[ВЫБРАННЫЙ ТЕКСТ]
* * * * * * *

Детство Эдит было сравнительно счастливым. Она выросла в Хэндсворте, воспитывали ее мать и кузина Дженни Гроув. Брэтты очень дорожили родством с Гроувами, потому что благодаря этому их родственником оказывался и знаменитый сэр Джордж Гроув, издатель музыкального словаря. У Эдит тоже проявились способности к музыке. Она очень хорошо играла на фортепьяно, и после смерти матери ее отправили в женский пансион, специализировавшийся на музыке. Предполагалось, что, закончив школу, она сможет зарабатывать как учительница музыки — а возможно, даже давать концерты. Но ее опекун, семейный адвокат, похоже, совершенно не представлял, что делать с ней дальше. Он нашел ей комнату у миссис Фолкнер, предполагая, что любовь хозяйки к музыке создаст для девушки благоприятную атмосферу, а в доме найдется фортепьяно для занятий. Но что потом — он понятия не имел. Впрочем, торопиться было некуда: Эдит унаследовала несколько земельных участков в разных районах Бирмингема, и доходов с них ей вполне хватало на то, чтобы содержать себя. Так что в данный момент ничего делать было не надо — вот ничего и не делалось. Эдит осталась у миссис Фолкнер; но вскоре обнаружилось: хотя хозяйка весьма довольна, что ее жиличка может играть на фортепьяно и аккомпанировать солистам на ее вечерах, к занятиям на фортепьяно она относится куда прохладнее. Стоило Эдит взяться за свои гаммы и арпеджио, как в комнату влетала миссис Фолкнер. «Эдит, милочка, — говорила она, — может быть, довольно на сегодня?» И Эдит печально возвращалась в свою комнату, к швейной машинке.
А потом в доме появились братья Толкины. Мальчики ей очень понравились. Особенно Рональд. У него было такое серьезное лицо, такие безупречные манеры… Рональд же, несмотря на то, что ему нечасто приходилось общаться с ровесницами, обнаружил, что близкое знакомство вскоре помогло ему преодолеть смущение. Они с Эдит очень подружились.

* * * * * * *

[ДАННЫЕ]
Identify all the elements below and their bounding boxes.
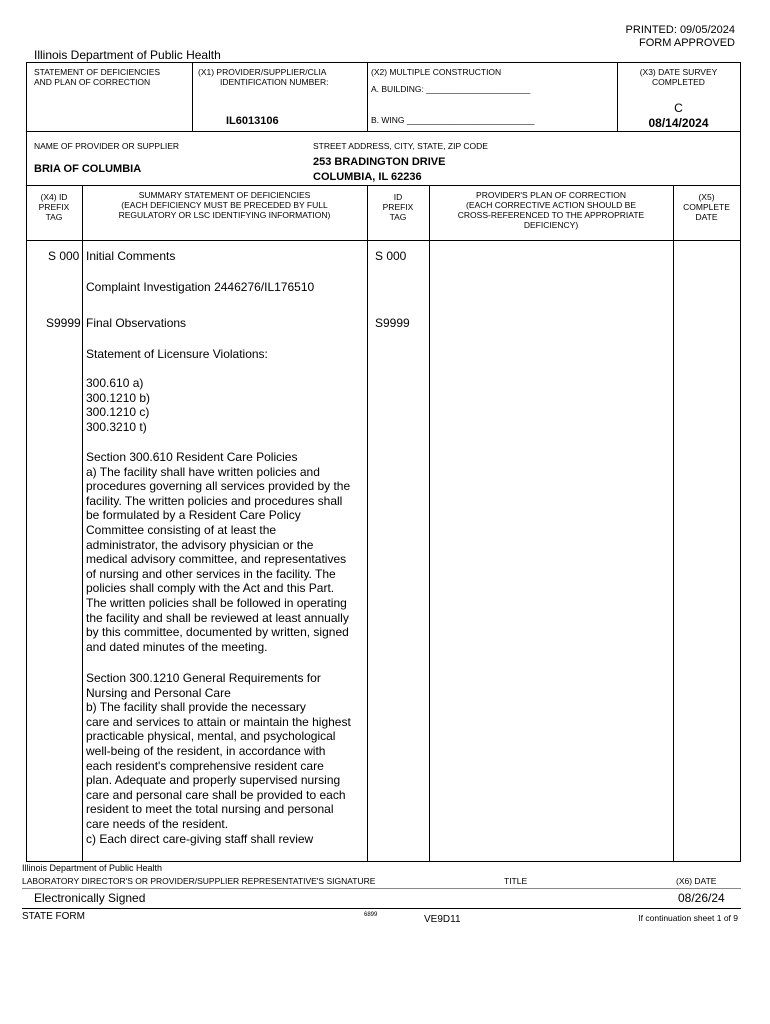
signature-label: LABORATORY DIRECTOR'S OR PROVIDER/SUPPLIER REPRESENTATIVE'S SIGNATURE (22, 876, 376, 886)
x6-date-label: (X6) DATE (676, 876, 717, 886)
x1-label: (X1) PROVIDER/SUPPLIER/CLIA IDENTIFICATION NUMBER: (198, 67, 329, 87)
form-approved: FORM APPROVED (639, 37, 735, 49)
survey-date: 08/14/2024 (648, 116, 709, 130)
final-observations: Final Observations (86, 316, 187, 330)
section-300-1210: Section 300.1210 General Requirements for Nursing and Personal Care b) The facility shall provide the necessary care and services to attain or maintain the highest practicable physical, mental, and psychological well-being of the resident, in accordance with each resident's comprehensive resident care plan. Adequate and properly supervised nursing care and personal care shall be provided to each resident to meet the total nursing and personal care needs of the resident. c) Each direct care-giving staff shall review (86, 671, 351, 846)
provider-name-label: NAME OF PROVIDER OR SUPPLIER (34, 141, 179, 151)
x3-label: (X3) DATE SURVEY COMPLETED (639, 67, 718, 87)
address-line-2: COLUMBIA, IL 62236 (313, 171, 422, 183)
title-label: TITLE (504, 876, 528, 886)
citation-list: 300.610 a) 300.1210 b) 300.1210 c) 300.3210 t) (86, 376, 151, 434)
complaint-investigation: Complaint Investigation 2446276/IL176510 (86, 280, 315, 294)
col-summary-header: SUMMARY STATEMENT OF DEFICIENCIES (EACH DEFICIENCY MUST BE PRECEDED BY FULL REGULATORY OR LSC IDENTIFYING INFORMATION) (118, 190, 331, 220)
col-x5-header: (X5) COMPLETE DATE (683, 192, 730, 222)
address-line-1: 253 BRADINGTON DRIVE (313, 156, 446, 168)
agency-title: Illinois Department of Public Health (34, 48, 221, 62)
x2-label: (X2) MULTIPLE CONSTRUCTION (371, 67, 502, 77)
initial-comments: Initial Comments (86, 249, 176, 263)
signature-date: 08/26/24 (678, 891, 725, 905)
section-300-610: Section 300.610 Resident Care Policies a) The facility shall have written policies and procedures governing all services provided by the facility. The written policies and procedures shall be formulated by a Resident Care Policy Committee consisting of at least the administrator, the advisory physician or the medical advisory committee, and representatives of nursing and other services in the facility. The policies shall comply with the Act and this Part. The written policies shall be followed in operating the facility and shall be reviewed at least annually by this committee, documented by written, signed and dated minutes of the meeting. (86, 450, 351, 654)
continuation-sheet: If continuation sheet 1 of 9 (638, 913, 738, 923)
form-number: 6899 (364, 912, 378, 918)
event-id: VE9D11 (424, 914, 461, 925)
state-form: STATE FORM (22, 911, 85, 922)
printed-date: PRINTED: 09/05/2024 (625, 24, 735, 36)
wing-field[interactable]: B. WING ___________________________ (371, 115, 535, 125)
col-x4-header: (X4) ID PREFIX TAG (38, 192, 70, 222)
tag-s000-right: S 000 (375, 249, 407, 263)
electronic-signature: Electronically Signed (34, 891, 146, 905)
provider-id-number: IL6013106 (226, 115, 279, 127)
col-plan-header: PROVIDER'S PLAN OF CORRECTION (EACH CORRECTIVE ACTION SHOULD BE CROSS-REFERENCED TO THE APPROPRIATE DEFICIENCY) (457, 190, 645, 230)
survey-letter: C (674, 101, 683, 115)
tag-s9999-right: S9999 (375, 316, 410, 330)
tag-s000: S 000 (48, 249, 80, 263)
col-id-header: ID PREFIX TAG (382, 192, 414, 222)
address-label: STREET ADDRESS, CITY, STATE, ZIP CODE (313, 141, 488, 151)
footer-agency: Illinois Department of Public Health (22, 863, 163, 873)
provider-name: BRIA OF COLUMBIA (34, 163, 142, 175)
statement-label: STATEMENT OF DEFICIENCIES AND PLAN OF CORRECTION (34, 67, 161, 87)
building-field[interactable]: A. BUILDING: ______________________ (371, 84, 531, 94)
tag-s9999: S9999 (46, 316, 81, 330)
statement-violations: Statement of Licensure Violations: (86, 347, 268, 361)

* * * * * * *

[ПИСЬМЕННОЕ ЗАДАНИЕ]
Подхватите отрывок об Эдит и братьях Толкинах и продолжите его сразу после последнего предложения.

[ОТВЕТ К ЗАДАНИЮ]
Правда, ему было шестнадцать, а ей девятнадцать. Но Рональд был достаточно взрослым для своих лет, а Эдит выглядела моложе: очень аккуратненькая, невысокая и притом изумительно хороша собой. Конечно, она не разделяла его интереса к языкам, и к тому же образование, полученное ею, оставляло желать лучшего. Но вела она себя очень располагающе. Молодые люди объединились против Старой Леди, как они прозвали миссис Фолкнер. Эдит подговаривала Энни, горничную, таскать с кухни что-нибудь вкусненькое для голодных ребят с третьего этажа, и, когда Старой Леди не было дома, мальчики спускались в комнату Эдит и устраивали тайные пиршества.
Эдит с Рональдом стали ходить по бирмингемским кафе. Особенно им полюбилось то кафе, где был балкон, выходящий на улицу. Они сидели и бросали кусочки сахара на шляпы прохожим, а когда сахарница пустела, переселялись к соседнему столику. Потом они придумали условный свист. Когда Рональд слышал его ранним утром или вечером, перед сном, он подходил к окну и выглядывал наружу, чтобы увидеть Эдит, которая ждала у своего окна внизу.
Естественно, что двое молодых людей с такими характерами и в таких обстоятельствах не могли не влюбиться. Оба были сиротами, обоим не хватало душевной теплоты, и они обнаружили, что могут дать друг другу то, в чем оба нуждаются. И летом 1909-го они решили, что любят друг друга.
Много позже в письме к Эдит Рональд вспоминал, «как я в первый раз поцеловал тебя, а ты меня — почти случайно, и как мы говорили друг другу «спокойной ночи», и ты иногда бывала в своей беленькой ночной рубашечке, и эти наши дурацкие длинные разговоры из окна в окно; и как мы любовались сквозь туман солнцем, встающим над городом, и слушали, как «Большой Бен» отбивает час за часом, и ночные мотыльки, которые временами пугали тебя, и наш условный свист, и велосипедные прогулки, и беседы у очага, и три крепких поцелуя».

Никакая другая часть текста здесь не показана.